**What you will do:** What follows is a set of entries. Give them again exactly, without the pictures.

-- Supplied data start --

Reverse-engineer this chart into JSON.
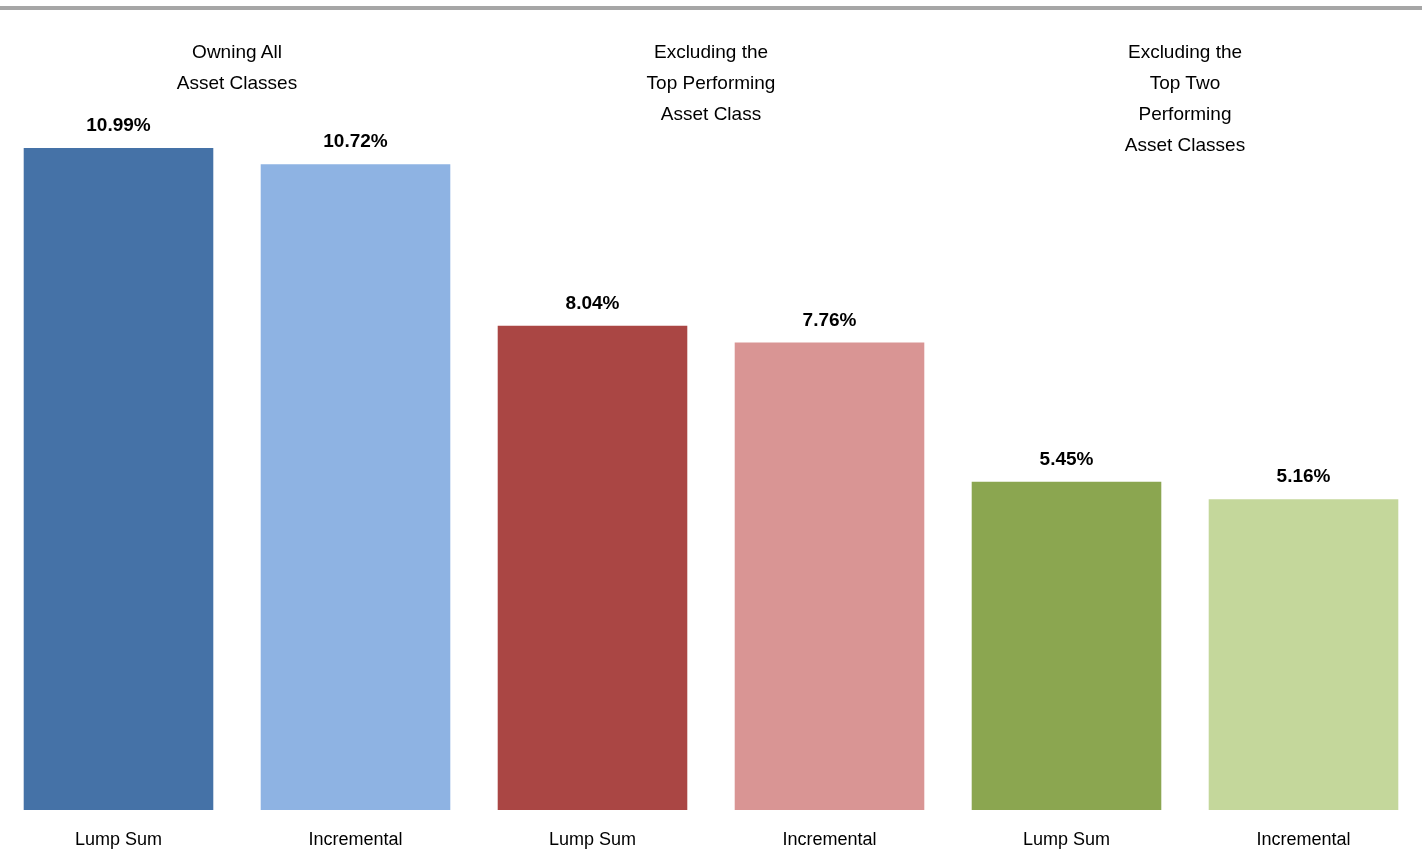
{
  "chart_data": {
    "type": "bar",
    "categories": [
      "Lump Sum",
      "Incremental",
      "Lump Sum",
      "Incremental",
      "Lump Sum",
      "Incremental"
    ],
    "values": [
      10.99,
      10.72,
      8.04,
      7.76,
      5.45,
      5.16
    ],
    "colors": [
      "#4572a7",
      "#8eb3e3",
      "#aa4644",
      "#d99594",
      "#8ba650",
      "#c4d79b"
    ],
    "value_labels": [
      "10.99%",
      "10.72%",
      "8.04%",
      "7.76%",
      "5.45%",
      "5.16%"
    ],
    "tick_labels": "x",
    "annotations": [
      "Owning All\nAsset Classes",
      "Excluding the\nTop Performing\nAsset Class",
      "Excluding the\nTop Two\nPerforming\nAsset Classes"
    ]
  }
}
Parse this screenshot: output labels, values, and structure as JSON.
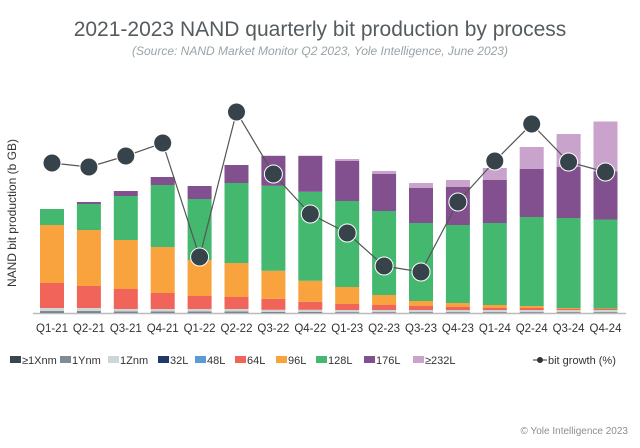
{
  "title": "2021-2023 NAND quarterly bit production by process",
  "subtitle": "(Source: NAND Market Monitor Q2 2023, Yole Intelligence, June 2023)",
  "copyright": "© Yole Intelligence 2023",
  "chart_data": {
    "type": "bar",
    "stacked": true,
    "title": "2021-2023 NAND quarterly bit production by process",
    "ylabel": "NAND bit production (b GB)",
    "xlabel": "",
    "y_ticks_shown": false,
    "grid": false,
    "legend_position": "bottom",
    "categories": [
      "Q1-21",
      "Q2-21",
      "Q3-21",
      "Q4-21",
      "Q1-22",
      "Q2-22",
      "Q3-22",
      "Q4-22",
      "Q1-23",
      "Q2-23",
      "Q3-23",
      "Q4-23",
      "Q1-24",
      "Q2-24",
      "Q3-24",
      "Q4-24"
    ],
    "series": [
      {
        "name": "≥1Xnm",
        "color": "#37474f",
        "values": [
          0.5,
          0.5,
          0.5,
          0.5,
          0.5,
          0.5,
          0.5,
          0.5,
          0.3,
          0.3,
          0.3,
          0.3,
          0.3,
          0.3,
          0.3,
          0.3
        ]
      },
      {
        "name": "1Ynm",
        "color": "#7f8c95",
        "values": [
          1.5,
          1.5,
          1,
          1,
          1,
          1,
          0.7,
          0.7,
          0.7,
          0.7,
          0.7,
          0.7,
          0.7,
          0.7,
          0.7,
          0.7
        ]
      },
      {
        "name": "1Znm",
        "color": "#cfd6da",
        "values": [
          3,
          3,
          2.5,
          2.5,
          2.5,
          2.5,
          2,
          2,
          2,
          2,
          2,
          2,
          2,
          2,
          2,
          2
        ]
      },
      {
        "name": "32L",
        "color": "#1f3a68",
        "values": [
          0,
          0,
          0,
          0,
          0,
          0,
          0,
          0,
          0,
          0,
          0,
          0,
          0,
          0,
          0,
          0
        ]
      },
      {
        "name": "48L",
        "color": "#5b9bd5",
        "values": [
          0,
          0,
          0,
          0,
          0,
          0,
          0,
          0,
          0,
          0,
          0,
          0,
          0,
          0,
          0,
          0
        ]
      },
      {
        "name": "64L",
        "color": "#f0645a",
        "values": [
          25,
          22,
          20,
          16,
          13,
          12,
          11,
          8,
          6,
          5,
          4,
          3,
          2,
          2,
          1,
          1
        ]
      },
      {
        "name": "96L",
        "color": "#f9a33e",
        "values": [
          58,
          56,
          49,
          46,
          36,
          34,
          28,
          21,
          17,
          10,
          5,
          4,
          3,
          2,
          1,
          0.5
        ]
      },
      {
        "name": "128L",
        "color": "#45b870",
        "values": [
          16,
          26,
          44,
          62,
          61,
          80,
          85,
          89,
          86,
          84,
          78,
          78,
          82,
          89,
          90,
          89
        ]
      },
      {
        "name": "176L",
        "color": "#82508f",
        "values": [
          0,
          2,
          5,
          8,
          13,
          18,
          30,
          36,
          40,
          37,
          35,
          38,
          43,
          48,
          51,
          48
        ]
      },
      {
        "name": "≥232L",
        "color": "#c9a3cc",
        "values": [
          0,
          0,
          0,
          0,
          0,
          0,
          0,
          0,
          2,
          3,
          5,
          7,
          12,
          22,
          33,
          50
        ]
      }
    ],
    "line_series": {
      "name": "bit growth (%)",
      "color": "#37434a",
      "values": [
        150,
        146,
        157,
        170,
        56,
        201,
        139,
        99,
        80,
        47,
        41,
        111,
        152,
        189,
        151,
        141
      ]
    }
  }
}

-- Supplied data end --

**Answer to this problem:**
Reverse-engineer this chart into JSON.
{
  "chart_data": {
    "type": "bar",
    "categories": [
      "Lump Sum",
      "Incremental",
      "Lump Sum",
      "Incremental",
      "Lump Sum",
      "Incremental"
    ],
    "values": [
      10.99,
      10.72,
      8.04,
      7.76,
      5.45,
      5.16
    ],
    "colors": [
      "#4572a7",
      "#8eb3e3",
      "#aa4644",
      "#d99594",
      "#8ba650",
      "#c4d79b"
    ],
    "value_labels": [
      "10.99%",
      "10.72%",
      "8.04%",
      "7.76%",
      "5.45%",
      "5.16%"
    ],
    "tick_labels": "x",
    "annotations": [
      "Owning All\nAsset Classes",
      "Excluding the\nTop Performing\nAsset Class",
      "Excluding the\nTop Two\nPerforming\nAsset Classes"
    ]
  }
}
Parse this screenshot: output labels, values, and structure as JSON.
{
  "title": "2021-2023 NAND quarterly bit production by process",
  "subtitle": "(Source: NAND Market Monitor Q2 2023, Yole Intelligence, June 2023)",
  "copyright": "© Yole Intelligence 2023",
  "chart_data": {
    "type": "bar",
    "stacked": true,
    "title": "2021-2023 NAND quarterly bit production by process",
    "ylabel": "NAND bit production (b GB)",
    "xlabel": "",
    "y_ticks_shown": false,
    "grid": false,
    "legend_position": "bottom",
    "categories": [
      "Q1-21",
      "Q2-21",
      "Q3-21",
      "Q4-21",
      "Q1-22",
      "Q2-22",
      "Q3-22",
      "Q4-22",
      "Q1-23",
      "Q2-23",
      "Q3-23",
      "Q4-23",
      "Q1-24",
      "Q2-24",
      "Q3-24",
      "Q4-24"
    ],
    "series": [
      {
        "name": "≥1Xnm",
        "color": "#37474f",
        "values": [
          0.5,
          0.5,
          0.5,
          0.5,
          0.5,
          0.5,
          0.5,
          0.5,
          0.3,
          0.3,
          0.3,
          0.3,
          0.3,
          0.3,
          0.3,
          0.3
        ]
      },
      {
        "name": "1Ynm",
        "color": "#7f8c95",
        "values": [
          1.5,
          1.5,
          1,
          1,
          1,
          1,
          0.7,
          0.7,
          0.7,
          0.7,
          0.7,
          0.7,
          0.7,
          0.7,
          0.7,
          0.7
        ]
      },
      {
        "name": "1Znm",
        "color": "#cfd6da",
        "values": [
          3,
          3,
          2.5,
          2.5,
          2.5,
          2.5,
          2,
          2,
          2,
          2,
          2,
          2,
          2,
          2,
          2,
          2
        ]
      },
      {
        "name": "32L",
        "color": "#1f3a68",
        "values": [
          0,
          0,
          0,
          0,
          0,
          0,
          0,
          0,
          0,
          0,
          0,
          0,
          0,
          0,
          0,
          0
        ]
      },
      {
        "name": "48L",
        "color": "#5b9bd5",
        "values": [
          0,
          0,
          0,
          0,
          0,
          0,
          0,
          0,
          0,
          0,
          0,
          0,
          0,
          0,
          0,
          0
        ]
      },
      {
        "name": "64L",
        "color": "#f0645a",
        "values": [
          25,
          22,
          20,
          16,
          13,
          12,
          11,
          8,
          6,
          5,
          4,
          3,
          2,
          2,
          1,
          1
        ]
      },
      {
        "name": "96L",
        "color": "#f9a33e",
        "values": [
          58,
          56,
          49,
          46,
          36,
          34,
          28,
          21,
          17,
          10,
          5,
          4,
          3,
          2,
          1,
          0.5
        ]
      },
      {
        "name": "128L",
        "color": "#45b870",
        "values": [
          16,
          26,
          44,
          62,
          61,
          80,
          85,
          89,
          86,
          84,
          78,
          78,
          82,
          89,
          90,
          89
        ]
      },
      {
        "name": "176L",
        "color": "#82508f",
        "values": [
          0,
          2,
          5,
          8,
          13,
          18,
          30,
          36,
          40,
          37,
          35,
          38,
          43,
          48,
          51,
          48
        ]
      },
      {
        "name": "≥232L",
        "color": "#c9a3cc",
        "values": [
          0,
          0,
          0,
          0,
          0,
          0,
          0,
          0,
          2,
          3,
          5,
          7,
          12,
          22,
          33,
          50
        ]
      }
    ],
    "line_series": {
      "name": "bit growth (%)",
      "color": "#37434a",
      "values": [
        150,
        146,
        157,
        170,
        56,
        201,
        139,
        99,
        80,
        47,
        41,
        111,
        152,
        189,
        151,
        141
      ]
    }
  }
}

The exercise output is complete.